__Written task__:
Identify each line of the records that contains the string "tick" and copy that line in full. Case counts.
--- BEGIN Extracted material ---
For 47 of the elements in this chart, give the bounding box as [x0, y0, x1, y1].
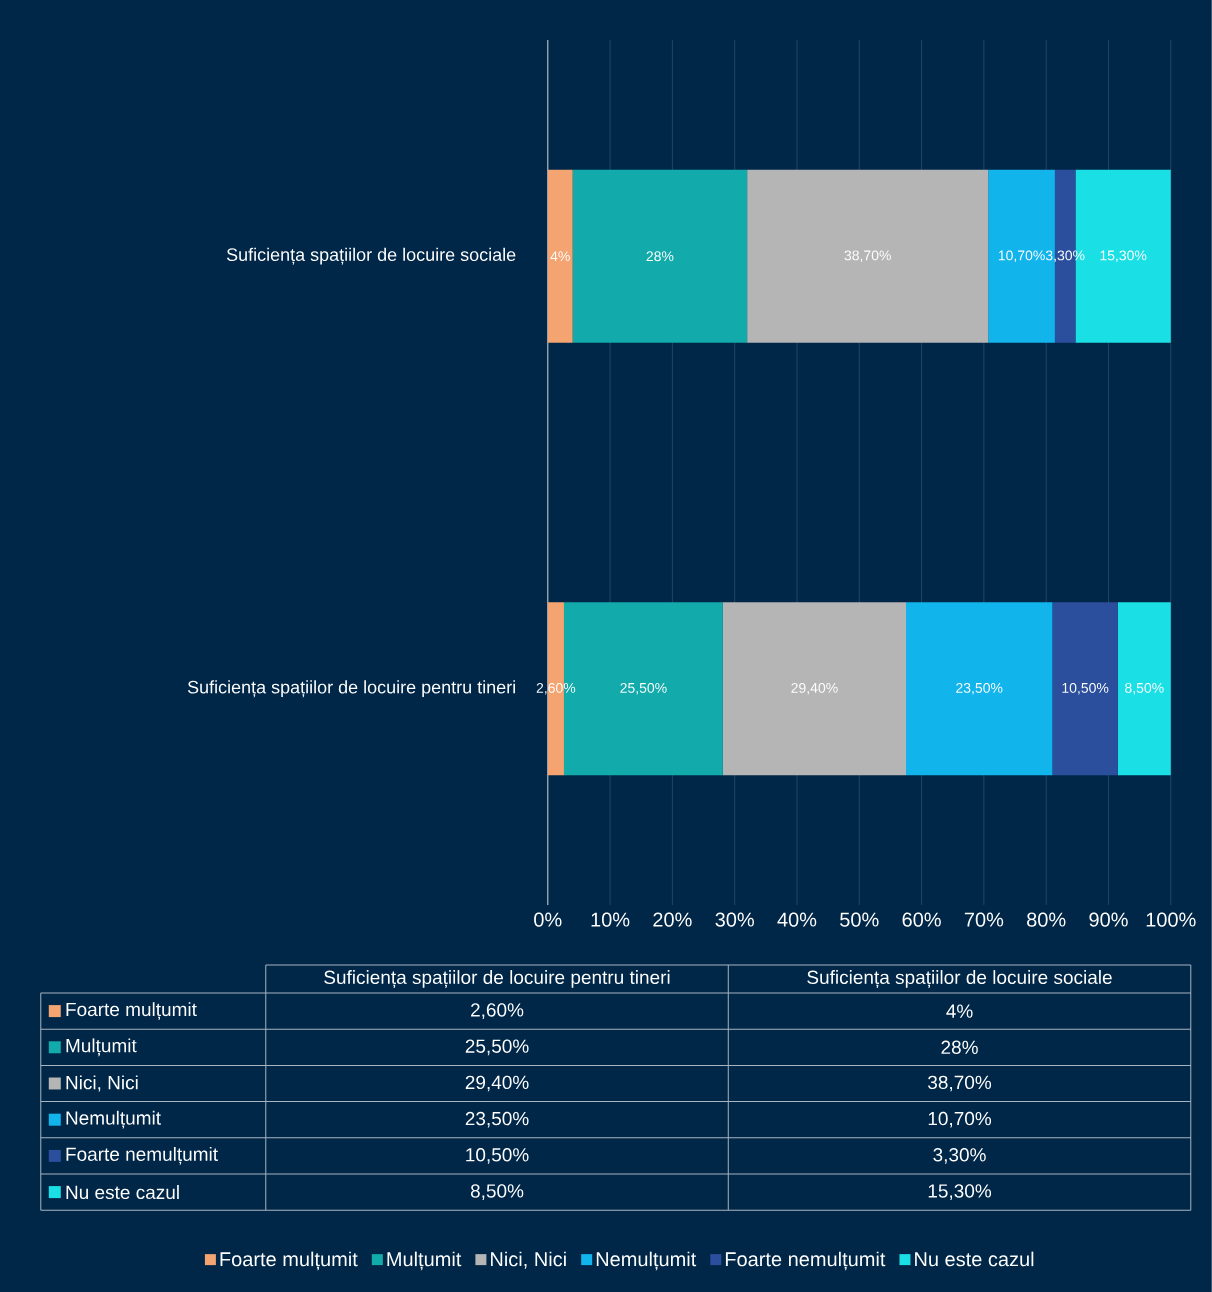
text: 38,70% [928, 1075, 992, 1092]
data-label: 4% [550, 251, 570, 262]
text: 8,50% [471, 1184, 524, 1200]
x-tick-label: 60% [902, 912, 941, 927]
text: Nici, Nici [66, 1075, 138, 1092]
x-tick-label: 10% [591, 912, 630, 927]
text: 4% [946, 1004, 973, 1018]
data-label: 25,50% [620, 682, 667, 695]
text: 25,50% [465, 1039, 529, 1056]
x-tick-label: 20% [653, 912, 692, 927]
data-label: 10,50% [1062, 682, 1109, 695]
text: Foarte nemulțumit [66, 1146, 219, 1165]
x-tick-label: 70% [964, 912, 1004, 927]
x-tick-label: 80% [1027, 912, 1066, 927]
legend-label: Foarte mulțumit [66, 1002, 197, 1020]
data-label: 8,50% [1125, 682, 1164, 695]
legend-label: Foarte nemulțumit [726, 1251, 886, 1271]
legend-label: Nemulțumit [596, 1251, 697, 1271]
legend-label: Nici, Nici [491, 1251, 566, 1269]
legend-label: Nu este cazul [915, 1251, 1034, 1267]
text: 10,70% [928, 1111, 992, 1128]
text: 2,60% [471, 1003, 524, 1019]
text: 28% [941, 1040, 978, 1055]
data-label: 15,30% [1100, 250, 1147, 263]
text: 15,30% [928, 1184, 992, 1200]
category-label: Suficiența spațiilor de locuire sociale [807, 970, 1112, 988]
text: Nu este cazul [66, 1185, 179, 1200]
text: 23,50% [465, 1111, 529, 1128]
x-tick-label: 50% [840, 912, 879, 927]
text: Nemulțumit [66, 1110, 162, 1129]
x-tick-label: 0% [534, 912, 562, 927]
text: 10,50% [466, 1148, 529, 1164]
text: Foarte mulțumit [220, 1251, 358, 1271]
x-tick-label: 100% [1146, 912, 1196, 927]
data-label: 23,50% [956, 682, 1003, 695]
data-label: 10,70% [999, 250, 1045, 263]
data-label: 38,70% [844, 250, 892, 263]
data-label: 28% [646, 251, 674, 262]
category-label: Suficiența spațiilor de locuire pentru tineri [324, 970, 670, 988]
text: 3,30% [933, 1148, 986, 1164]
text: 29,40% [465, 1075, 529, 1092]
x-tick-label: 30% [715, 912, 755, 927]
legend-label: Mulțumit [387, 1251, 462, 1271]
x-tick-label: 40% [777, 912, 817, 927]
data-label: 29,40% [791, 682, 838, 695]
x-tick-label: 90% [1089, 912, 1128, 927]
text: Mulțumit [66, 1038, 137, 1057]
--- END Extracted material ---
__Finished answer__:
x-tick-label: 60% [902, 912, 941, 927]
x-tick-label: 10% [591, 912, 630, 927]
x-tick-label: 20% [653, 912, 692, 927]
x-tick-label: 70% [964, 912, 1004, 927]
x-tick-label: 80% [1027, 912, 1066, 927]
x-tick-label: 50% [840, 912, 879, 927]
x-tick-label: 0% [534, 912, 562, 927]
x-tick-label: 100% [1146, 912, 1196, 927]
x-tick-label: 30% [715, 912, 755, 927]
x-tick-label: 40% [777, 912, 817, 927]
x-tick-label: 90% [1089, 912, 1128, 927]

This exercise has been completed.